Transcribe all the records exactly and omit any images they hold.
--- Given data ---
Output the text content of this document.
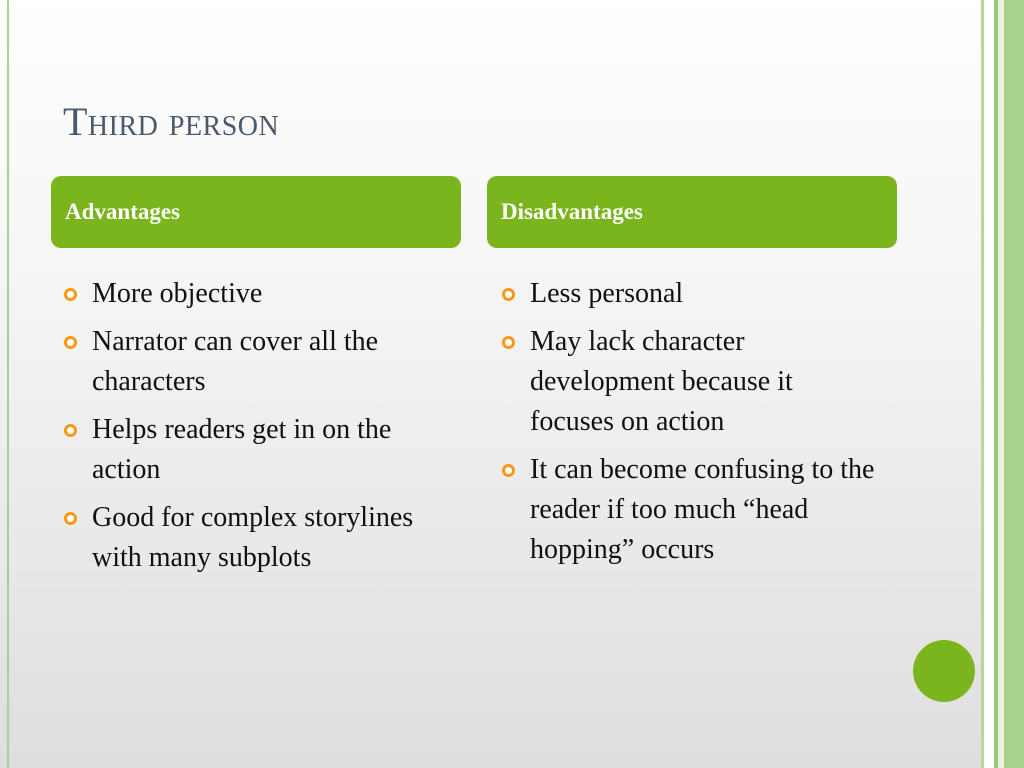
Third person
Advantages	Disadvantages
More objective
Narrator can cover all the characters
Helps readers get in on the action
Good for complex storylines with many subplots
Less personal
May lack character development because it focuses on action
It can become confusing to the reader if too much “head hopping” occurs
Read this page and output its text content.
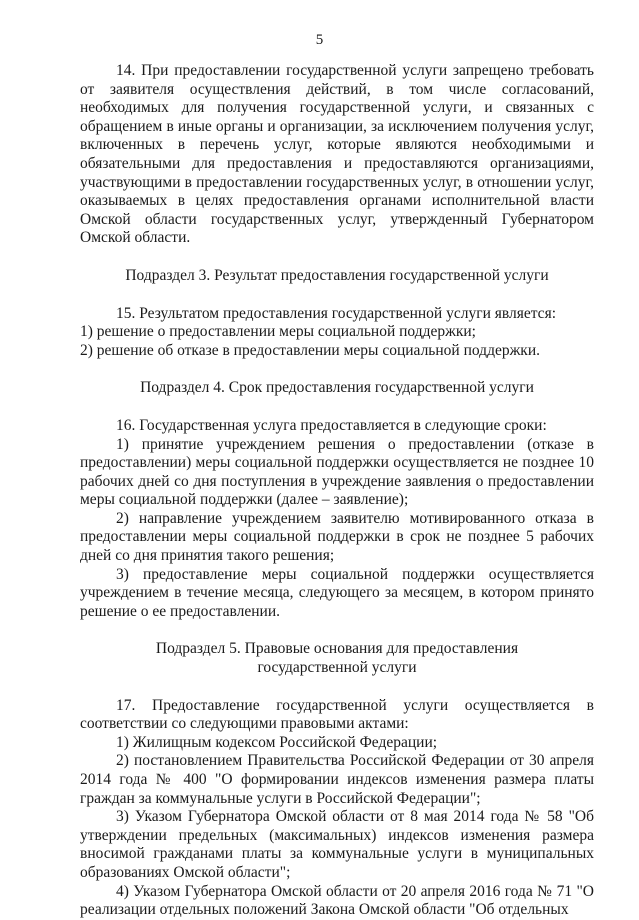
5

14. При предоставлении государственной услуги запрещено требовать от заявителя осуществления действий, в том числе согласований, необходимых для получения государственной услуги, и связанных с обращением в иные органы и организации, за исключением получения услуг, включенных в перечень услуг, которые являются необходимыми и обязательными для предоставления и предоставляются организациями, участвующими в предоставлении государственных услуг, в отношении услуг, оказываемых в целях предоставления органами исполнительной власти Омской области государственных услуг, утвержденный Губернатором Омской области.

Подраздел 3. Результат предоставления государственной услуги

15. Результатом предоставления государственной услуги является:

1) решение о предоставлении меры социальной поддержки;

2) решение об отказе в предоставлении меры социальной поддержки.

Подраздел 4. Срок предоставления государственной услуги

16. Государственная услуга предоставляется в следующие сроки:

1) принятие учреждением решения о предоставлении (отказе в предоставлении) меры социальной поддержки осуществляется не позднее 10 рабочих дней со дня поступления в учреждение заявления о предоставлении меры социальной поддержки (далее – заявление);

2) направление учреждением заявителю мотивированного отказа в предоставлении меры социальной поддержки в срок не позднее 5 рабочих дней со дня принятия такого решения;

3) предоставление меры социальной поддержки осуществляется учреждением в течение месяца, следующего за месяцем, в котором принято решение о ее предоставлении.

Подраздел 5. Правовые основания для предоставления

государственной услуги

17. Предоставление государственной услуги осуществляется в соответствии со следующими правовыми актами:

1) Жилищным кодексом Российской Федерации;

2) постановлением Правительства Российской Федерации от 30 апреля 2014 года № 400 "О формировании индексов изменения размера платы граждан за коммунальные услуги в Российской Федерации";

3) Указом Губернатора Омской области от 8 мая 2014 года № 58 "Об утверждении предельных (максимальных) индексов изменения размера вносимой гражданами платы за коммунальные услуги в муниципальных образованиях Омской области";

4) Указом Губернатора Омской области от 20 апреля 2016 года № 71 "О реализации отдельных положений Закона Омской области "Об отдельных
---
### Written answer
Output the text content of this document.
Third person
Advantages	Disadvantages
More objective
Narrator can cover all the characters
Helps readers get in on the action
Good for complex storylines with many subplots
Less personal
May lack character development because it focuses on action
It can become confusing to the reader if too much “head hopping” occurs
Read this page and output its text content.
5

14. При предоставлении государственной услуги запрещено требовать от заявителя осуществления действий, в том числе согласований, необходимых для получения государственной услуги, и связанных с обращением в иные органы и организации, за исключением получения услуг, включенных в перечень услуг, которые являются необходимыми и обязательными для предоставления и предоставляются организациями, участвующими в предоставлении государственных услуг, в отношении услуг, оказываемых в целях предоставления органами исполнительной власти Омской области государственных услуг, утвержденный Губернатором Омской области.

Подраздел 3. Результат предоставления государственной услуги

15. Результатом предоставления государственной услуги является:

1) решение о предоставлении меры социальной поддержки;

2) решение об отказе в предоставлении меры социальной поддержки.

Подраздел 4. Срок предоставления государственной услуги

16. Государственная услуга предоставляется в следующие сроки:

1) принятие учреждением решения о предоставлении (отказе в предоставлении) меры социальной поддержки осуществляется не позднее 10 рабочих дней со дня поступления в учреждение заявления о предоставлении меры социальной поддержки (далее – заявление);

2) направление учреждением заявителю мотивированного отказа в предоставлении меры социальной поддержки в срок не позднее 5 рабочих дней со дня принятия такого решения;

3) предоставление меры социальной поддержки осуществляется учреждением в течение месяца, следующего за месяцем, в котором принято решение о ее предоставлении.

Подраздел 5. Правовые основания для предоставления

государственной услуги

17. Предоставление государственной услуги осуществляется в соответствии со следующими правовыми актами:

1) Жилищным кодексом Российской Федерации;

2) постановлением Правительства Российской Федерации от 30 апреля 2014 года № 400 "О формировании индексов изменения размера платы граждан за коммунальные услуги в Российской Федерации";

3) Указом Губернатора Омской области от 8 мая 2014 года № 58 "Об утверждении предельных (максимальных) индексов изменения размера вносимой гражданами платы за коммунальные услуги в муниципальных образованиях Омской области";

4) Указом Губернатора Омской области от 20 апреля 2016 года № 71 "О реализации отдельных положений Закона Омской области "Об отдельных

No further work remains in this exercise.